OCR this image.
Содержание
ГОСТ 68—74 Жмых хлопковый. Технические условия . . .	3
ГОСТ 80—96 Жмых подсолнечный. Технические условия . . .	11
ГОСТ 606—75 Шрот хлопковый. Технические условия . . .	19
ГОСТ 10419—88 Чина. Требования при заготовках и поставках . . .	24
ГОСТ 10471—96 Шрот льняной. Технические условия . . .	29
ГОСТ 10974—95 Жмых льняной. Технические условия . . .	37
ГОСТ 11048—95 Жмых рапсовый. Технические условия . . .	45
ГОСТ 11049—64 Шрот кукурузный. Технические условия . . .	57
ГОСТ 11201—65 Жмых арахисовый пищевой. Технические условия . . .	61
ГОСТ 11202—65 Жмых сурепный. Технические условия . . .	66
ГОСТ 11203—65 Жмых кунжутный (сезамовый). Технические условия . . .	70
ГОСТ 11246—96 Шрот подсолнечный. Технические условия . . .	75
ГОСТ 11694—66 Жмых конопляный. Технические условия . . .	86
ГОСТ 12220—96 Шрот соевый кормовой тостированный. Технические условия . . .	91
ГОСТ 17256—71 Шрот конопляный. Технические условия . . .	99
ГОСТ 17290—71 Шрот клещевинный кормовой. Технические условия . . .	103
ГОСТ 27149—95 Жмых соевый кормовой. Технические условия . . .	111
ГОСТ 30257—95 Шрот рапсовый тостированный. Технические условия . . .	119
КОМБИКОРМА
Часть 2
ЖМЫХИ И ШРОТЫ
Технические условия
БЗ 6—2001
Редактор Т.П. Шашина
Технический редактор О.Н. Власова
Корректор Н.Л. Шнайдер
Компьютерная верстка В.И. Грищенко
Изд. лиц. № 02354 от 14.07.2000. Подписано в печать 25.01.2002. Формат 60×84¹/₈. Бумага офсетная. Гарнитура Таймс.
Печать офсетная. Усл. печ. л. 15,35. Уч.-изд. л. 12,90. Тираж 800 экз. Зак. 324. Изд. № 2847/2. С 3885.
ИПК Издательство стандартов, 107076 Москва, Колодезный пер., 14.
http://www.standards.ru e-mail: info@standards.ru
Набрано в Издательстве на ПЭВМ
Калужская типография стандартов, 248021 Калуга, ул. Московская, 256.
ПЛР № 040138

——

» What the exercise asks
Extract all of the data shown above and repeat it verbatim.

» Final result
OCR this image.
Содержание
ГОСТ 68—74 Жмых хлопковый. Технические условия . . .	3
ГОСТ 80—96 Жмых подсолнечный. Технические условия . . .	11
ГОСТ 606—75 Шрот хлопковый. Технические условия . . .	19
ГОСТ 10419—88 Чина. Требования при заготовках и поставках . . .	24
ГОСТ 10471—96 Шрот льняной. Технические условия . . .	29
ГОСТ 10974—95 Жмых льняной. Технические условия . . .	37
ГОСТ 11048—95 Жмых рапсовый. Технические условия . . .	45
ГОСТ 11049—64 Шрот кукурузный. Технические условия . . .	57
ГОСТ 11201—65 Жмых арахисовый пищевой. Технические условия . . .	61
ГОСТ 11202—65 Жмых сурепный. Технические условия . . .	66
ГОСТ 11203—65 Жмых кунжутный (сезамовый). Технические условия . . .	70
ГОСТ 11246—96 Шрот подсолнечный. Технические условия . . .	75
ГОСТ 11694—66 Жмых конопляный. Технические условия . . .	86
ГОСТ 12220—96 Шрот соевый кормовой тостированный. Технические условия . . .	91
ГОСТ 17256—71 Шрот конопляный. Технические условия . . .	99
ГОСТ 17290—71 Шрот клещевинный кормовой. Технические условия . . .	103
ГОСТ 27149—95 Жмых соевый кормовой. Технические условия . . .	111
ГОСТ 30257—95 Шрот рапсовый тостированный. Технические условия . . .	119
КОМБИКОРМА
Часть 2
ЖМЫХИ И ШРОТЫ
Технические условия
БЗ 6—2001
Редактор Т.П. Шашина
Технический редактор О.Н. Власова
Корректор Н.Л. Шнайдер
Компьютерная верстка В.И. Грищенко
Изд. лиц. № 02354 от 14.07.2000. Подписано в печать 25.01.2002. Формат 60×84¹/₈. Бумага офсетная. Гарнитура Таймс.
Печать офсетная. Усл. печ. л. 15,35. Уч.-изд. л. 12,90. Тираж 800 экз. Зак. 324. Изд. № 2847/2. С 3885.
ИПК Издательство стандартов, 107076 Москва, Колодезный пер., 14.
http://www.standards.ru e-mail: info@standards.ru
Набрано в Издательстве на ПЭВМ
Калужская типография стандартов, 248021 Калуга, ул. Московская, 256.
ПЛР № 040138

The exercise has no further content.